-- start of Material for this exercise --

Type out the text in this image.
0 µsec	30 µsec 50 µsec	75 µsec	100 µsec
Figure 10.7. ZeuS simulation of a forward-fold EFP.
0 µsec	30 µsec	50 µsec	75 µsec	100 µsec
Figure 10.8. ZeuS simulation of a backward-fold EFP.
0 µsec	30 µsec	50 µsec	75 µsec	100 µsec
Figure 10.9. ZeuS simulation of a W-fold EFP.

-- end of Material for this exercise --

Exercise brief: Reproduce the listing shown above in its entirety, exactly.

Output of the exercise:
Type out the text in this image.
0 µsec	30 µsec 50 µsec	75 µsec	100 µsec
Figure 10.7. ZeuS simulation of a forward-fold EFP.
0 µsec	30 µsec	50 µsec	75 µsec	100 µsec
Figure 10.8. ZeuS simulation of a backward-fold EFP.
0 µsec	30 µsec	50 µsec	75 µsec	100 µsec
Figure 10.9. ZeuS simulation of a W-fold EFP.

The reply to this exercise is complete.